• Set problem: Repeat the full listing, word for word.

begin Given information

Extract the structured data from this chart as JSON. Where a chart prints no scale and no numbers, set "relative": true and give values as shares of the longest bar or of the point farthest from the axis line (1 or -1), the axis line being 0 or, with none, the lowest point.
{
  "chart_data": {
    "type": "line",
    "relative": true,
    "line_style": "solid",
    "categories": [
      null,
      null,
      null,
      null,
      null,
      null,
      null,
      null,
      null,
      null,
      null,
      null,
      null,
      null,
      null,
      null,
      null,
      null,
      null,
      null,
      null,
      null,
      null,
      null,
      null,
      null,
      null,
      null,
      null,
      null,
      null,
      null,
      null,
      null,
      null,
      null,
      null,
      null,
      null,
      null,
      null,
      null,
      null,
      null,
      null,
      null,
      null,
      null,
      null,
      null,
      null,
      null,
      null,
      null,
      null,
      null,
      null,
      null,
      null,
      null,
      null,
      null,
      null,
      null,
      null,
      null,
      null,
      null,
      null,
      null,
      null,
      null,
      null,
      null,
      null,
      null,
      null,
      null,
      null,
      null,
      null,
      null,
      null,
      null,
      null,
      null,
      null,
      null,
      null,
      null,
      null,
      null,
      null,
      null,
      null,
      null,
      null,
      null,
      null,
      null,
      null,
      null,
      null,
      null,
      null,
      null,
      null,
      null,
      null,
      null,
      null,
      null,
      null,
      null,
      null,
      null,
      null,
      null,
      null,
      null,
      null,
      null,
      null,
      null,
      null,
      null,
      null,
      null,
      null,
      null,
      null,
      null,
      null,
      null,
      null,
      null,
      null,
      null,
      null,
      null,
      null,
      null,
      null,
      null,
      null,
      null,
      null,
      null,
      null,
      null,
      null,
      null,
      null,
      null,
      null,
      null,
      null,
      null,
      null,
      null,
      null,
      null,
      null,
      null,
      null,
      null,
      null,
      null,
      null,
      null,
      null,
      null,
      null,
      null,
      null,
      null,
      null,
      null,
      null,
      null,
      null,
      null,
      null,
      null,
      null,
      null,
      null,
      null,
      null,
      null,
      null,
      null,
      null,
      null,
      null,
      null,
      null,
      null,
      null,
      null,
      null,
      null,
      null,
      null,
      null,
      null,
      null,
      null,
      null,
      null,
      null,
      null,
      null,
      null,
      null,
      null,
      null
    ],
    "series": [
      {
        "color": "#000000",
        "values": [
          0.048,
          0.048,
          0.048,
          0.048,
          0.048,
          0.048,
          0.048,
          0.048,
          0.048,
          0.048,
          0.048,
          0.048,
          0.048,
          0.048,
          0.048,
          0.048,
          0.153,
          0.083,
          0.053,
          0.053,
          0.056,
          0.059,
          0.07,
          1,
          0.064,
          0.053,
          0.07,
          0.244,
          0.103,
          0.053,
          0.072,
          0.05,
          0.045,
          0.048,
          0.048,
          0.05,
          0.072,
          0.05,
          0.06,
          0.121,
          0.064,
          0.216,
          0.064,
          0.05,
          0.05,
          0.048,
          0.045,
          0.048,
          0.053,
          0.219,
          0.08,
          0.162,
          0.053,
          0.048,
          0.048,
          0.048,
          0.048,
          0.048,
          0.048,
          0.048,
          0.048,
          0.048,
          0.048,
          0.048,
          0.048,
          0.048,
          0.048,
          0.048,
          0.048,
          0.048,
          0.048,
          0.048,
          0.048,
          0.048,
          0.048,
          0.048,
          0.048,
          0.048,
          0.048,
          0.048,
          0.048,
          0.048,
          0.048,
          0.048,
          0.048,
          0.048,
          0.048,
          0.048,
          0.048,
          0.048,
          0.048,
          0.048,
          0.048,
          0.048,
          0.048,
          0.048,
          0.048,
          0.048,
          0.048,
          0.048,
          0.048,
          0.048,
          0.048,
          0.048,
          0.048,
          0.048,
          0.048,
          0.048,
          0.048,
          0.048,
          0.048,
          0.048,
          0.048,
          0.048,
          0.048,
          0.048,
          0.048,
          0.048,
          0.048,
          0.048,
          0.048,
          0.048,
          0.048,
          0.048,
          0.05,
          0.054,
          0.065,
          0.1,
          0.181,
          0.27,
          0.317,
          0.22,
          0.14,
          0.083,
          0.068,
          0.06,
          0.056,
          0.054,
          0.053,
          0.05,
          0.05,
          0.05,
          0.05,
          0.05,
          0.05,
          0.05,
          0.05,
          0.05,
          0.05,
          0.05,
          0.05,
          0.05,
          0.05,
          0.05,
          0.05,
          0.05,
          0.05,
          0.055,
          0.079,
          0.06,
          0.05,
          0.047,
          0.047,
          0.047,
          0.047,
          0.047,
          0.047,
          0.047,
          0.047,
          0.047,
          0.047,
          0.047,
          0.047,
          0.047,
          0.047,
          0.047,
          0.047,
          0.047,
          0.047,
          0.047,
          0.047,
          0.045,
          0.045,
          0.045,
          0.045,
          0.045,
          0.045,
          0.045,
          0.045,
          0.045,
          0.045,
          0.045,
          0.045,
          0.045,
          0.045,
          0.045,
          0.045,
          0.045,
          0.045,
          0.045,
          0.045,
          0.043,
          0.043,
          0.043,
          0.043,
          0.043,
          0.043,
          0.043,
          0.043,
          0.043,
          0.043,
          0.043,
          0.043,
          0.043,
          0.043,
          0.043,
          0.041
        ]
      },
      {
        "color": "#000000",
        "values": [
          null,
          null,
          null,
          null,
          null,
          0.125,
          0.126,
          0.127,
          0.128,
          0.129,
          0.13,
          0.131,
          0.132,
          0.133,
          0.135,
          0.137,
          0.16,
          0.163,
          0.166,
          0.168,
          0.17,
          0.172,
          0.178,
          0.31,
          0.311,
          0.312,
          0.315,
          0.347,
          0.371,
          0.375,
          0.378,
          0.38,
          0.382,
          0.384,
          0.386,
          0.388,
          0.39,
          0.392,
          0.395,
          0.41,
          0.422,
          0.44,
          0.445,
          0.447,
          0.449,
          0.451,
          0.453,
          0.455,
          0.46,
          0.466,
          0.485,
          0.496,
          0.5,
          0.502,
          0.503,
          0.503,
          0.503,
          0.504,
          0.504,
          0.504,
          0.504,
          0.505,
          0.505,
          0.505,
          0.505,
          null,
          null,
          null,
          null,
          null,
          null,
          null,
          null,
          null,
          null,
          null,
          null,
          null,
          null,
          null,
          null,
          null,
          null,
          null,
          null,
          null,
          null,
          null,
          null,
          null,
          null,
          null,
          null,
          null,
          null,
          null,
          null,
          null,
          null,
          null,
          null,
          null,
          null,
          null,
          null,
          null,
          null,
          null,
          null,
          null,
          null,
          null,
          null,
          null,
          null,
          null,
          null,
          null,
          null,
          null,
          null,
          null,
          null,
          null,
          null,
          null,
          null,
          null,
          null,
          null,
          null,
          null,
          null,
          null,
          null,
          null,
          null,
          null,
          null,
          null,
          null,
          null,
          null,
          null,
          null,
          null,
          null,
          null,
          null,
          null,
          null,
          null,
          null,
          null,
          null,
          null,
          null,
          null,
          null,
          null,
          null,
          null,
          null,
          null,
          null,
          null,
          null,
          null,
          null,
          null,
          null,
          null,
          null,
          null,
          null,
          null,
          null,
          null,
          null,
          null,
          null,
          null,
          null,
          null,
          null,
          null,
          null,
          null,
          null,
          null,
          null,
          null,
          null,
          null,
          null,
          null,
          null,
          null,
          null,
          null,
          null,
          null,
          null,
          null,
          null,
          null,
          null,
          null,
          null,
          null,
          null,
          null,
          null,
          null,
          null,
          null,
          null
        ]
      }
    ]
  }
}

end Given information

• Reply:
Extract the structured data from this chart as JSON. Where a chart prints no scale and no numbers, set "relative": true and give values as shares of the longest bar or of the point farthest from the axis line (1 or -1), the axis line being 0 or, with none, the lowest point.
{
  "chart_data": {
    "type": "line",
    "relative": true,
    "line_style": "solid",
    "categories": [
      null,
      null,
      null,
      null,
      null,
      null,
      null,
      null,
      null,
      null,
      null,
      null,
      null,
      null,
      null,
      null,
      null,
      null,
      null,
      null,
      null,
      null,
      null,
      null,
      null,
      null,
      null,
      null,
      null,
      null,
      null,
      null,
      null,
      null,
      null,
      null,
      null,
      null,
      null,
      null,
      null,
      null,
      null,
      null,
      null,
      null,
      null,
      null,
      null,
      null,
      null,
      null,
      null,
      null,
      null,
      null,
      null,
      null,
      null,
      null,
      null,
      null,
      null,
      null,
      null,
      null,
      null,
      null,
      null,
      null,
      null,
      null,
      null,
      null,
      null,
      null,
      null,
      null,
      null,
      null,
      null,
      null,
      null,
      null,
      null,
      null,
      null,
      null,
      null,
      null,
      null,
      null,
      null,
      null,
      null,
      null,
      null,
      null,
      null,
      null,
      null,
      null,
      null,
      null,
      null,
      null,
      null,
      null,
      null,
      null,
      null,
      null,
      null,
      null,
      null,
      null,
      null,
      null,
      null,
      null,
      null,
      null,
      null,
      null,
      null,
      null,
      null,
      null,
      null,
      null,
      null,
      null,
      null,
      null,
      null,
      null,
      null,
      null,
      null,
      null,
      null,
      null,
      null,
      null,
      null,
      null,
      null,
      null,
      null,
      null,
      null,
      null,
      null,
      null,
      null,
      null,
      null,
      null,
      null,
      null,
      null,
      null,
      null,
      null,
      null,
      null,
      null,
      null,
      null,
      null,
      null,
      null,
      null,
      null,
      null,
      null,
      null,
      null,
      null,
      null,
      null,
      null,
      null,
      null,
      null,
      null,
      null,
      null,
      null,
      null,
      null,
      null,
      null,
      null,
      null,
      null,
      null,
      null,
      null,
      null,
      null,
      null,
      null,
      null,
      null,
      null,
      null,
      null,
      null,
      null,
      null,
      null,
      null,
      null,
      null,
      null,
      null
    ],
    "series": [
      {
        "color": "#000000",
        "values": [
          0.048,
          0.048,
          0.048,
          0.048,
          0.048,
          0.048,
          0.048,
          0.048,
          0.048,
          0.048,
          0.048,
          0.048,
          0.048,
          0.048,
          0.048,
          0.048,
          0.153,
          0.083,
          0.053,
          0.053,
          0.056,
          0.059,
          0.07,
          1,
          0.064,
          0.053,
          0.07,
          0.244,
          0.103,
          0.053,
          0.072,
          0.05,
          0.045,
          0.048,
          0.048,
          0.05,
          0.072,
          0.05,
          0.06,
          0.121,
          0.064,
          0.216,
          0.064,
          0.05,
          0.05,
          0.048,
          0.045,
          0.048,
          0.053,
          0.219,
          0.08,
          0.162,
          0.053,
          0.048,
          0.048,
          0.048,
          0.048,
          0.048,
          0.048,
          0.048,
          0.048,
          0.048,
          0.048,
          0.048,
          0.048,
          0.048,
          0.048,
          0.048,
          0.048,
          0.048,
          0.048,
          0.048,
          0.048,
          0.048,
          0.048,
          0.048,
          0.048,
          0.048,
          0.048,
          0.048,
          0.048,
          0.048,
          0.048,
          0.048,
          0.048,
          0.048,
          0.048,
          0.048,
          0.048,
          0.048,
          0.048,
          0.048,
          0.048,
          0.048,
          0.048,
          0.048,
          0.048,
          0.048,
          0.048,
          0.048,
          0.048,
          0.048,
          0.048,
          0.048,
          0.048,
          0.048,
          0.048,
          0.048,
          0.048,
          0.048,
          0.048,
          0.048,
          0.048,
          0.048,
          0.048,
          0.048,
          0.048,
          0.048,
          0.048,
          0.048,
          0.048,
          0.048,
          0.048,
          0.048,
          0.05,
          0.054,
          0.065,
          0.1,
          0.181,
          0.27,
          0.317,
          0.22,
          0.14,
          0.083,
          0.068,
          0.06,
          0.056,
          0.054,
          0.053,
          0.05,
          0.05,
          0.05,
          0.05,
          0.05,
          0.05,
          0.05,
          0.05,
          0.05,
          0.05,
          0.05,
          0.05,
          0.05,
          0.05,
          0.05,
          0.05,
          0.05,
          0.05,
          0.055,
          0.079,
          0.06,
          0.05,
          0.047,
          0.047,
          0.047,
          0.047,
          0.047,
          0.047,
          0.047,
          0.047,
          0.047,
          0.047,
          0.047,
          0.047,
          0.047,
          0.047,
          0.047,
          0.047,
          0.047,
          0.047,
          0.047,
          0.047,
          0.045,
          0.045,
          0.045,
          0.045,
          0.045,
          0.045,
          0.045,
          0.045,
          0.045,
          0.045,
          0.045,
          0.045,
          0.045,
          0.045,
          0.045,
          0.045,
          0.045,
          0.045,
          0.045,
          0.045,
          0.043,
          0.043,
          0.043,
          0.043,
          0.043,
          0.043,
          0.043,
          0.043,
          0.043,
          0.043,
          0.043,
          0.043,
          0.043,
          0.043,
          0.043,
          0.041
        ]
      },
      {
        "color": "#000000",
        "values": [
          null,
          null,
          null,
          null,
          null,
          0.125,
          0.126,
          0.127,
          0.128,
          0.129,
          0.13,
          0.131,
          0.132,
          0.133,
          0.135,
          0.137,
          0.16,
          0.163,
          0.166,
          0.168,
          0.17,
          0.172,
          0.178,
          0.31,
          0.311,
          0.312,
          0.315,
          0.347,
          0.371,
          0.375,
          0.378,
          0.38,
          0.382,
          0.384,
          0.386,
          0.388,
          0.39,
          0.392,
          0.395,
          0.41,
          0.422,
          0.44,
          0.445,
          0.447,
          0.449,
          0.451,
          0.453,
          0.455,
          0.46,
          0.466,
          0.485,
          0.496,
          0.5,
          0.502,
          0.503,
          0.503,
          0.503,
          0.504,
          0.504,
          0.504,
          0.504,
          0.505,
          0.505,
          0.505,
          0.505,
          null,
          null,
          null,
          null,
          null,
          null,
          null,
          null,
          null,
          null,
          null,
          null,
          null,
          null,
          null,
          null,
          null,
          null,
          null,
          null,
          null,
          null,
          null,
          null,
          null,
          null,
          null,
          null,
          null,
          null,
          null,
          null,
          null,
          null,
          null,
          null,
          null,
          null,
          null,
          null,
          null,
          null,
          null,
          null,
          null,
          null,
          null,
          null,
          null,
          null,
          null,
          null,
          null,
          null,
          null,
          null,
          null,
          null,
          null,
          null,
          null,
          null,
          null,
          null,
          null,
          null,
          null,
          null,
          null,
          null,
          null,
          null,
          null,
          null,
          null,
          null,
          null,
          null,
          null,
          null,
          null,
          null,
          null,
          null,
          null,
          null,
          null,
          null,
          null,
          null,
          null,
          null,
          null,
          null,
          null,
          null,
          null,
          null,
          null,
          null,
          null,
          null,
          null,
          null,
          null,
          null,
          null,
          null,
          null,
          null,
          null,
          null,
          null,
          null,
          null,
          null,
          null,
          null,
          null,
          null,
          null,
          null,
          null,
          null,
          null,
          null,
          null,
          null,
          null,
          null,
          null,
          null,
          null,
          null,
          null,
          null,
          null,
          null,
          null,
          null,
          null,
          null,
          null,
          null,
          null,
          null,
          null,
          null,
          null,
          null,
          null,
          null
        ]
      }
    ]
  }
}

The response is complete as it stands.